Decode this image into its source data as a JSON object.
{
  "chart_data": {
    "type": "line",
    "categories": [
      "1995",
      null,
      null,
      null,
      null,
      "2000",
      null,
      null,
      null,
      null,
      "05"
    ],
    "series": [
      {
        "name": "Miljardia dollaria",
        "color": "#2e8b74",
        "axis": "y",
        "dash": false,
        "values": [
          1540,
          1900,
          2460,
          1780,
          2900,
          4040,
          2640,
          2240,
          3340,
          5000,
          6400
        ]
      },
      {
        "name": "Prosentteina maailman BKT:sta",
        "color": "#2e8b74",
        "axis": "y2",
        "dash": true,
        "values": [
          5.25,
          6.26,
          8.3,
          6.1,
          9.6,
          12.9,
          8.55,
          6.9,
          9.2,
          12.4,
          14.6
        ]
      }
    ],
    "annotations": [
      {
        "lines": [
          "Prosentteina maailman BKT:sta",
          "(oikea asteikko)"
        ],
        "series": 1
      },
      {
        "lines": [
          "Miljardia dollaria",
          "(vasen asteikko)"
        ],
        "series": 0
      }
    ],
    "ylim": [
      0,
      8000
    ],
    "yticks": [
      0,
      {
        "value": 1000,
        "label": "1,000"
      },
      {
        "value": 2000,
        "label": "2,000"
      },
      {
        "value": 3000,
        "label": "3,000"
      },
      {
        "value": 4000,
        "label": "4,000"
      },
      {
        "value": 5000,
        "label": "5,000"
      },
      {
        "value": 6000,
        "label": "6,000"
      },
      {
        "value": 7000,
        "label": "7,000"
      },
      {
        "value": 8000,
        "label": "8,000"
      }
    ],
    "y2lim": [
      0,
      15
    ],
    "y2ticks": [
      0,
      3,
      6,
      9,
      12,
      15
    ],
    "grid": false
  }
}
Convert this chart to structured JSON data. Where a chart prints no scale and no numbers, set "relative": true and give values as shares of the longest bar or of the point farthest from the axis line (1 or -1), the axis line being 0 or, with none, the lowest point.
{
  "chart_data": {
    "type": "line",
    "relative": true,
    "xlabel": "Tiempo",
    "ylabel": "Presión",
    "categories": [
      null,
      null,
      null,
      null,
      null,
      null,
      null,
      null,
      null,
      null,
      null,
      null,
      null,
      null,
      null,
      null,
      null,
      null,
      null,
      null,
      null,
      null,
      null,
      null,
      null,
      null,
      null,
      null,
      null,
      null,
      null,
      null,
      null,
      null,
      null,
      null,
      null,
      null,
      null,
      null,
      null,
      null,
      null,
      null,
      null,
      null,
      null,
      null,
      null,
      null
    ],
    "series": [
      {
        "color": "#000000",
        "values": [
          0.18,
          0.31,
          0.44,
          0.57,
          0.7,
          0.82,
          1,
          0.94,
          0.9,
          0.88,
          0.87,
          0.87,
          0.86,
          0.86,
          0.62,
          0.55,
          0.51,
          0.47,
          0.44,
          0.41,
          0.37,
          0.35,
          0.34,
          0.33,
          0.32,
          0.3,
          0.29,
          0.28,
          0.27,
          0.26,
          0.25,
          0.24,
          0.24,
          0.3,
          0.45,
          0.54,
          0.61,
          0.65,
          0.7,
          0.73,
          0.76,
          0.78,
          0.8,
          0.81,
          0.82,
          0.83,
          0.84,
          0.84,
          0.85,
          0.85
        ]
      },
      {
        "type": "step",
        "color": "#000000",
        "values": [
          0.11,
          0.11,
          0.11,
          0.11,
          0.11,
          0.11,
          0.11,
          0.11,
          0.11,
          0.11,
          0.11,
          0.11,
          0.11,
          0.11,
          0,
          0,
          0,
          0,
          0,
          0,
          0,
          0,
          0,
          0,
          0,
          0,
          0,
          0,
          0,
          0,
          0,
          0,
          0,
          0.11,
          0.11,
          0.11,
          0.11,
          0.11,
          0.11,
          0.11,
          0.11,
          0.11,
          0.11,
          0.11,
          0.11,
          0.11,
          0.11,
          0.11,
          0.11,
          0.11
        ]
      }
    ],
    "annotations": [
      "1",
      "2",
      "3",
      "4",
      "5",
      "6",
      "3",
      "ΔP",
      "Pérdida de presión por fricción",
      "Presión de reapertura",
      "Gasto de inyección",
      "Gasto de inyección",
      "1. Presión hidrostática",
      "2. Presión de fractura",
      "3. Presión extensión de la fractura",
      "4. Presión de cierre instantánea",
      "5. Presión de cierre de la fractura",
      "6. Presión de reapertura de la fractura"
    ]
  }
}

☆ ☆ ☆

> [What you should do]: Locate the word "Prosentteina" in the records and collect each line it appears in.

> [Correct result]:
        "name": "Prosentteina maailman BKT:sta",
          "Prosentteina maailman BKT:sta",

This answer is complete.